What is asked: Exclude the pictures, then repeat the remaining data exactly.

Extracted records
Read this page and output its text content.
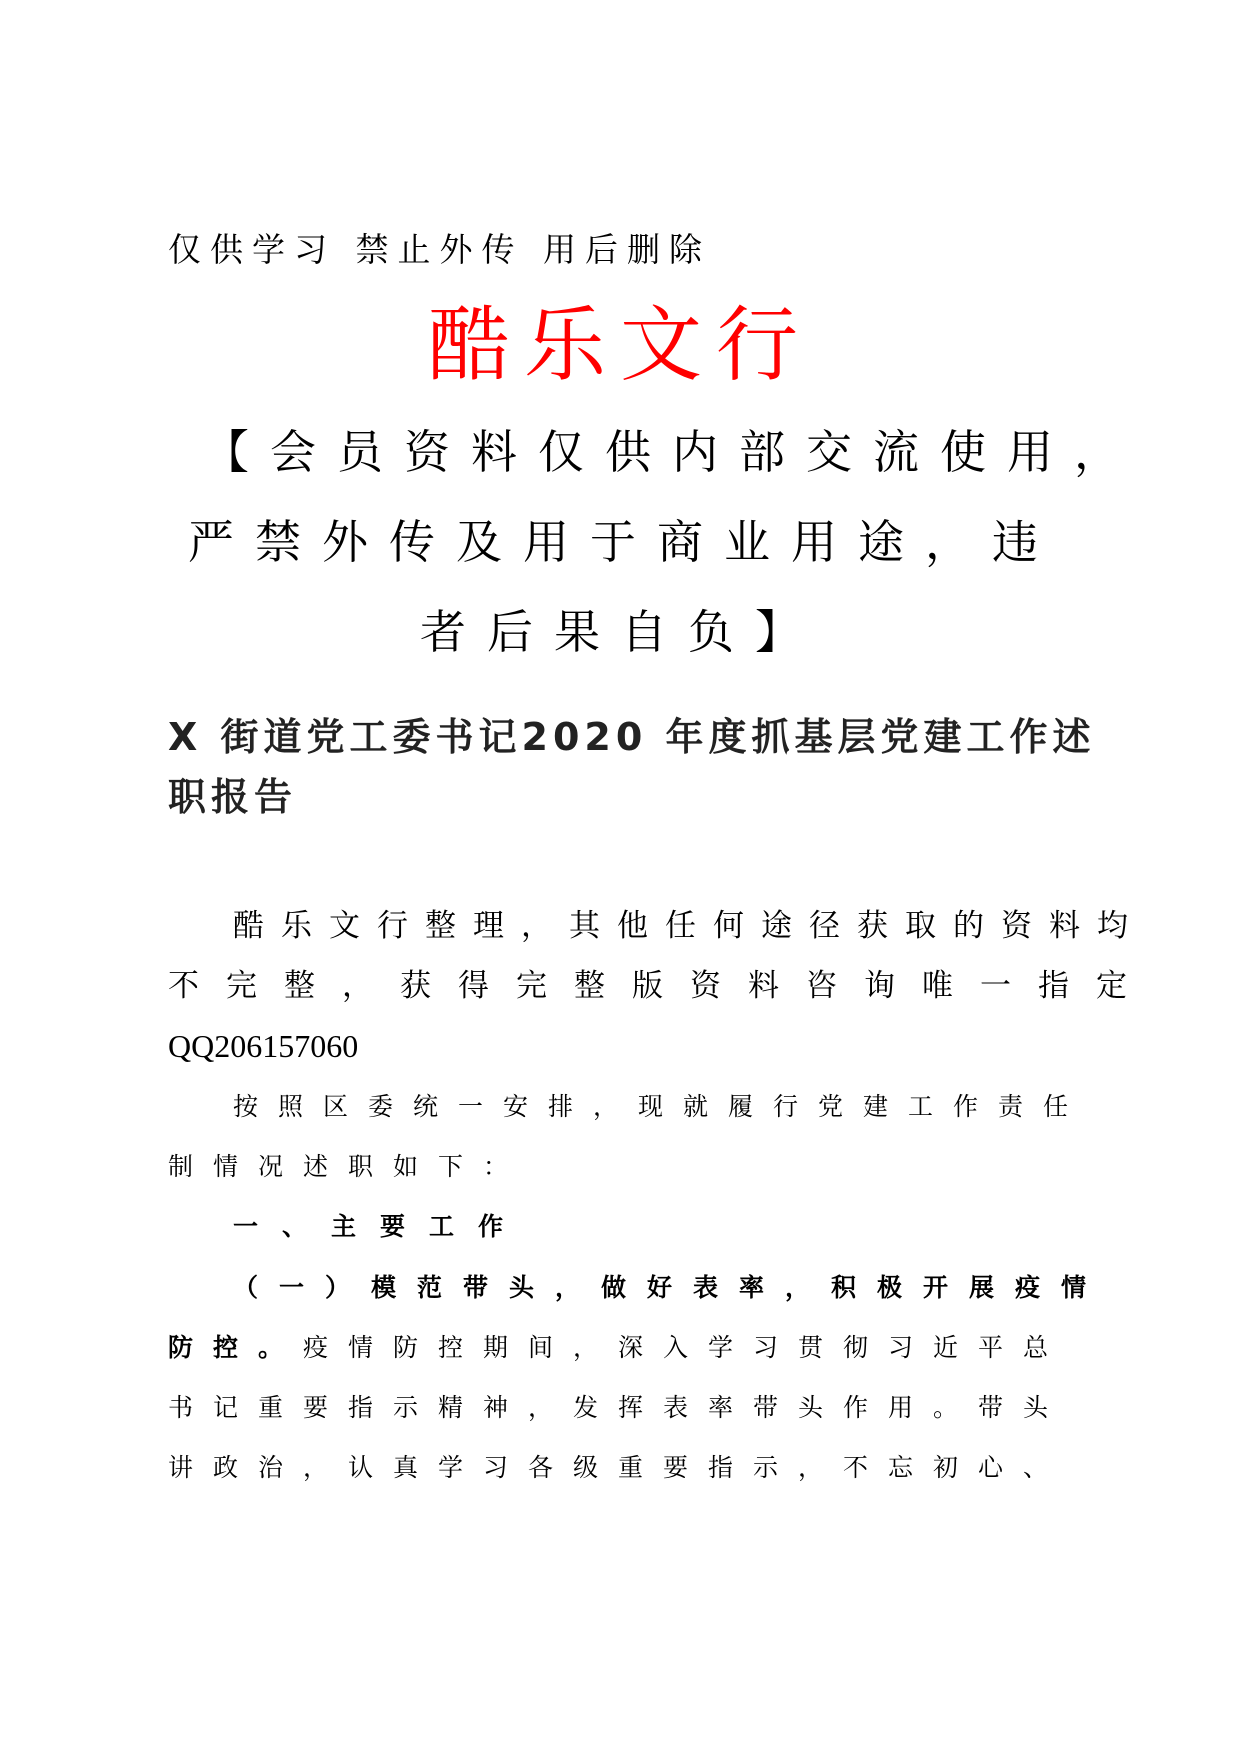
仅供学习 禁止外传 用后删除
酷乐文行
【会员资料仅供内部交流使用，
严禁外传及用于商业用途，违
者后果自负】
X 街道党工委书记2020 年度抓基层党建工作述
职报告
酷乐文行整理，其他任何途径获取的资料均
不完整，获得完整版资料咨询唯一指定
QQ206157060
按照区委统一安排，现就履行党建工作责任
制情况述职如下：
一、主要工作
（一）模范带头，做好表率，积极开展疫情
防控。疫情防控期间，深入学习贯彻习近平总
书记重要指示精神，发挥表率带头作用。带头
讲政治，认真学习各级重要指示，不忘初心、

Written solution:
Read this page and output its text content.
仅供学习 禁止外传 用后删除
酷乐文行
【会员资料仅供内部交流使用，
严禁外传及用于商业用途，违
者后果自负】
X 街道党工委书记2020 年度抓基层党建工作述
职报告
酷乐文行整理，其他任何途径获取的资料均
不完整，获得完整版资料咨询唯一指定
QQ206157060
按照区委统一安排，现就履行党建工作责任
制情况述职如下：
一、主要工作
（一）模范带头，做好表率，积极开展疫情
防控。疫情防控期间，深入学习贯彻习近平总
书记重要指示精神，发挥表率带头作用。带头
讲政治，认真学习各级重要指示，不忘初心、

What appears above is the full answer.